▶ Given request: Give all of the lines again exactly as they read.

▶ Record list:
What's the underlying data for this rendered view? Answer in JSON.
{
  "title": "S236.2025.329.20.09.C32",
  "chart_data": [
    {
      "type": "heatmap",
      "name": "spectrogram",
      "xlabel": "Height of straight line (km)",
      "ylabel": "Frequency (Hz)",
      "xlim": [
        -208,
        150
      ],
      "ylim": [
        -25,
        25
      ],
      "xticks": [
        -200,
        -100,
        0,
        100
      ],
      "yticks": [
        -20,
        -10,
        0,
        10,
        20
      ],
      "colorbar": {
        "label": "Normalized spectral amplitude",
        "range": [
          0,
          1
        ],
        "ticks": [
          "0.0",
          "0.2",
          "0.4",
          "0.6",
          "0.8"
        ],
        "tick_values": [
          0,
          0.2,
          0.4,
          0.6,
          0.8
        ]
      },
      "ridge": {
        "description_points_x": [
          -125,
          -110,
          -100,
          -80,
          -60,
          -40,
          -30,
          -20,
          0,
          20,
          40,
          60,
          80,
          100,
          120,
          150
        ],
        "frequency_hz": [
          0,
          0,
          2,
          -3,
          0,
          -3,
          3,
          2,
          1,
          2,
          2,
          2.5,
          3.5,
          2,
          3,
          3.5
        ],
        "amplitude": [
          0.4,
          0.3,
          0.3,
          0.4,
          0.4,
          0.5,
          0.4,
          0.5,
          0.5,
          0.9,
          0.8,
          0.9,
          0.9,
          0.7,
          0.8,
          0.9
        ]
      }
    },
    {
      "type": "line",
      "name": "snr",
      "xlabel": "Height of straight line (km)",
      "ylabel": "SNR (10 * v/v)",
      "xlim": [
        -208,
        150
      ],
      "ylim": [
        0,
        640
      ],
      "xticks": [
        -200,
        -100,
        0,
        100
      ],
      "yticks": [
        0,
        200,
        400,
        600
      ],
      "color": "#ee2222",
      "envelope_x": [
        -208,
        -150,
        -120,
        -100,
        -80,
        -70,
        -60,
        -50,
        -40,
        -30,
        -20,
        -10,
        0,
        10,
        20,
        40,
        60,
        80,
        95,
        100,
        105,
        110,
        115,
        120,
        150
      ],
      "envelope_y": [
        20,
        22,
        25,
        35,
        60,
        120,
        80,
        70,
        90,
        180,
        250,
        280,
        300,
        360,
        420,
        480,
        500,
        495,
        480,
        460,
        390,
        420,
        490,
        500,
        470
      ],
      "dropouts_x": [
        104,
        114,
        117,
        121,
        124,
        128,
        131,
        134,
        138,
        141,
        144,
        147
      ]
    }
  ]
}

▶ Answer below:
What's the underlying data for this rendered view? Answer in JSON.
{
  "title": "S236.2025.329.20.09.C32",
  "chart_data": [
    {
      "type": "heatmap",
      "name": "spectrogram",
      "xlabel": "Height of straight line (km)",
      "ylabel": "Frequency (Hz)",
      "xlim": [
        -208,
        150
      ],
      "ylim": [
        -25,
        25
      ],
      "xticks": [
        -200,
        -100,
        0,
        100
      ],
      "yticks": [
        -20,
        -10,
        0,
        10,
        20
      ],
      "colorbar": {
        "label": "Normalized spectral amplitude",
        "range": [
          0,
          1
        ],
        "ticks": [
          "0.0",
          "0.2",
          "0.4",
          "0.6",
          "0.8"
        ],
        "tick_values": [
          0,
          0.2,
          0.4,
          0.6,
          0.8
        ]
      },
      "ridge": {
        "description_points_x": [
          -125,
          -110,
          -100,
          -80,
          -60,
          -40,
          -30,
          -20,
          0,
          20,
          40,
          60,
          80,
          100,
          120,
          150
        ],
        "frequency_hz": [
          0,
          0,
          2,
          -3,
          0,
          -3,
          3,
          2,
          1,
          2,
          2,
          2.5,
          3.5,
          2,
          3,
          3.5
        ],
        "amplitude": [
          0.4,
          0.3,
          0.3,
          0.4,
          0.4,
          0.5,
          0.4,
          0.5,
          0.5,
          0.9,
          0.8,
          0.9,
          0.9,
          0.7,
          0.8,
          0.9
        ]
      }
    },
    {
      "type": "line",
      "name": "snr",
      "xlabel": "Height of straight line (km)",
      "ylabel": "SNR (10 * v/v)",
      "xlim": [
        -208,
        150
      ],
      "ylim": [
        0,
        640
      ],
      "xticks": [
        -200,
        -100,
        0,
        100
      ],
      "yticks": [
        0,
        200,
        400,
        600
      ],
      "color": "#ee2222",
      "envelope_x": [
        -208,
        -150,
        -120,
        -100,
        -80,
        -70,
        -60,
        -50,
        -40,
        -30,
        -20,
        -10,
        0,
        10,
        20,
        40,
        60,
        80,
        95,
        100,
        105,
        110,
        115,
        120,
        150
      ],
      "envelope_y": [
        20,
        22,
        25,
        35,
        60,
        120,
        80,
        70,
        90,
        180,
        250,
        280,
        300,
        360,
        420,
        480,
        500,
        495,
        480,
        460,
        390,
        420,
        490,
        500,
        470
      ],
      "dropouts_x": [
        104,
        114,
        117,
        121,
        124,
        128,
        131,
        134,
        138,
        141,
        144,
        147
      ]
    }
  ]
}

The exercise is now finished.